━━━━━ PROVIDED INFORMATION
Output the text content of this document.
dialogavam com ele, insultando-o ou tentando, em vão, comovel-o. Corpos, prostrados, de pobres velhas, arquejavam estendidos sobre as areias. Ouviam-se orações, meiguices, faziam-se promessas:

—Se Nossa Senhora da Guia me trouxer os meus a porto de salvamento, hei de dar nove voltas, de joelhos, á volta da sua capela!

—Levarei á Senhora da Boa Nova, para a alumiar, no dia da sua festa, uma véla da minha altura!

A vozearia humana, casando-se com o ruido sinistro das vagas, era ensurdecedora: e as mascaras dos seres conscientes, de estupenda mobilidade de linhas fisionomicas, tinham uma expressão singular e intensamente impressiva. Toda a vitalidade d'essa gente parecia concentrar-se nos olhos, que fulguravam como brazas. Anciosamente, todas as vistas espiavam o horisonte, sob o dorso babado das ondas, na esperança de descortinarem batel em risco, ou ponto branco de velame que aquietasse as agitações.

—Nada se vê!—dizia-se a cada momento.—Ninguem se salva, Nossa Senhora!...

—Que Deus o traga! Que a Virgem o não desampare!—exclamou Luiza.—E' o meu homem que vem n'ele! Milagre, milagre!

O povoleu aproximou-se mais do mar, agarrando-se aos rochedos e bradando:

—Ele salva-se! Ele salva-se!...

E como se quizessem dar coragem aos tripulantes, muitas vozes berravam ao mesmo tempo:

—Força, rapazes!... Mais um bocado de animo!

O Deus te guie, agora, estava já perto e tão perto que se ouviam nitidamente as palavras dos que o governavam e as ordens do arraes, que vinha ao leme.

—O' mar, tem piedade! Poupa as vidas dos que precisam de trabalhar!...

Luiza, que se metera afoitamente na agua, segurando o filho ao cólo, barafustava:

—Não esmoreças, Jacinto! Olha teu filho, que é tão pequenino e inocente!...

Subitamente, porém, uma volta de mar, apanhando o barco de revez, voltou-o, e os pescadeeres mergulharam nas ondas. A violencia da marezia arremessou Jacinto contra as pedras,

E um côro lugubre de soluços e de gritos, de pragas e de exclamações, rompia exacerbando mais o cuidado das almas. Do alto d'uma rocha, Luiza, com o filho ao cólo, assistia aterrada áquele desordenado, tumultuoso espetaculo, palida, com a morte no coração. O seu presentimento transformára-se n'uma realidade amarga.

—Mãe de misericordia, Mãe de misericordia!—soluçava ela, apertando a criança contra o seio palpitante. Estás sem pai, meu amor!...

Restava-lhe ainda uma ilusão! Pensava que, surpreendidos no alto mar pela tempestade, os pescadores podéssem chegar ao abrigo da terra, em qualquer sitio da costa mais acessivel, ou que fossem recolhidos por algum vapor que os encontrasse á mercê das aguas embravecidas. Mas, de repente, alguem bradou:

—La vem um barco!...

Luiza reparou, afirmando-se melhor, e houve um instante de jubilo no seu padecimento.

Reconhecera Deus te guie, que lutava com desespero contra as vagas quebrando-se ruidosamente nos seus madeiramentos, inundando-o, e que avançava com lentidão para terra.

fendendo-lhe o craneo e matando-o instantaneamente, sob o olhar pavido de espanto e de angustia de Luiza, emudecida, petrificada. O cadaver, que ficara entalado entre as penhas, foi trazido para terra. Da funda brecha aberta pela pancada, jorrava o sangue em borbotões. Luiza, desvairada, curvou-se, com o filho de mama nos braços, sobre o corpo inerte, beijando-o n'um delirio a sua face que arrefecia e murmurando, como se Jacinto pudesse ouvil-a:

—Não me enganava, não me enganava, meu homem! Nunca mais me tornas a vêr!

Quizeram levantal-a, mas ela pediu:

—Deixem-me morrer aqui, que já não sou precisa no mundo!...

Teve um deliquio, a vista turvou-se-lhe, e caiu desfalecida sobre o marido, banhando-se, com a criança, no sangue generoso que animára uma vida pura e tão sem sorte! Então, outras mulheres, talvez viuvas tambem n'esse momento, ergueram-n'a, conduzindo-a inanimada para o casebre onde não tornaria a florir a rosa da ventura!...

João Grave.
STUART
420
━━━━━━━━━━
PROBLEM TO WORK ON =>
Extract the full set of entries word for word.

RESULT FOR THIS TASK =>
Output the text content of this document.
dialogavam com ele, insultando-o ou tentando, em vão, comovel-o. Corpos, prostrados, de pobres velhas, arquejavam estendidos sobre as areias. Ouviam-se orações, meiguices, faziam-se promessas:

—Se Nossa Senhora da Guia me trouxer os meus a porto de salvamento, hei de dar nove voltas, de joelhos, á volta da sua capela!

—Levarei á Senhora da Boa Nova, para a alumiar, no dia da sua festa, uma véla da minha altura!

A vozearia humana, casando-se com o ruido sinistro das vagas, era ensurdecedora: e as mascaras dos seres conscientes, de estupenda mobilidade de linhas fisionomicas, tinham uma expressão singular e intensamente impressiva. Toda a vitalidade d'essa gente parecia concentrar-se nos olhos, que fulguravam como brazas. Anciosamente, todas as vistas espiavam o horisonte, sob o dorso babado das ondas, na esperança de descortinarem batel em risco, ou ponto branco de velame que aquietasse as agitações.

—Nada se vê!—dizia-se a cada momento.—Ninguem se salva, Nossa Senhora!...

—Que Deus o traga! Que a Virgem o não desampare!—exclamou Luiza.—E' o meu homem que vem n'ele! Milagre, milagre!

O povoleu aproximou-se mais do mar, agarrando-se aos rochedos e bradando:

—Ele salva-se! Ele salva-se!...

E como se quizessem dar coragem aos tripulantes, muitas vozes berravam ao mesmo tempo:

—Força, rapazes!... Mais um bocado de animo!

O Deus te guie, agora, estava já perto e tão perto que se ouviam nitidamente as palavras dos que o governavam e as ordens do arraes, que vinha ao leme.

—O' mar, tem piedade! Poupa as vidas dos que precisam de trabalhar!...

Luiza, que se metera afoitamente na agua, segurando o filho ao cólo, barafustava:

—Não esmoreças, Jacinto! Olha teu filho, que é tão pequenino e inocente!...

Subitamente, porém, uma volta de mar, apanhando o barco de revez, voltou-o, e os pescadeeres mergulharam nas ondas. A violencia da marezia arremessou Jacinto contra as pedras,

E um côro lugubre de soluços e de gritos, de pragas e de exclamações, rompia exacerbando mais o cuidado das almas. Do alto d'uma rocha, Luiza, com o filho ao cólo, assistia aterrada áquele desordenado, tumultuoso espetaculo, palida, com a morte no coração. O seu presentimento transformára-se n'uma realidade amarga.

—Mãe de misericordia, Mãe de misericordia!—soluçava ela, apertando a criança contra o seio palpitante. Estás sem pai, meu amor!...

Restava-lhe ainda uma ilusão! Pensava que, surpreendidos no alto mar pela tempestade, os pescadores podéssem chegar ao abrigo da terra, em qualquer sitio da costa mais acessivel, ou que fossem recolhidos por algum vapor que os encontrasse á mercê das aguas embravecidas. Mas, de repente, alguem bradou:

—La vem um barco!...

Luiza reparou, afirmando-se melhor, e houve um instante de jubilo no seu padecimento.

Reconhecera Deus te guie, que lutava com desespero contra as vagas quebrando-se ruidosamente nos seus madeiramentos, inundando-o, e que avançava com lentidão para terra.

fendendo-lhe o craneo e matando-o instantaneamente, sob o olhar pavido de espanto e de angustia de Luiza, emudecida, petrificada. O cadaver, que ficara entalado entre as penhas, foi trazido para terra. Da funda brecha aberta pela pancada, jorrava o sangue em borbotões. Luiza, desvairada, curvou-se, com o filho de mama nos braços, sobre o corpo inerte, beijando-o n'um delirio a sua face que arrefecia e murmurando, como se Jacinto pudesse ouvil-a:

—Não me enganava, não me enganava, meu homem! Nunca mais me tornas a vêr!

Quizeram levantal-a, mas ela pediu:

—Deixem-me morrer aqui, que já não sou precisa no mundo!...

Teve um deliquio, a vista turvou-se-lhe, e caiu desfalecida sobre o marido, banhando-se, com a criança, no sangue generoso que animára uma vida pura e tão sem sorte! Então, outras mulheres, talvez viuvas tambem n'esse momento, ergueram-n'a, conduzindo-a inanimada para o casebre onde não tornaria a florir a rosa da ventura!...

João Grave.
STUART
420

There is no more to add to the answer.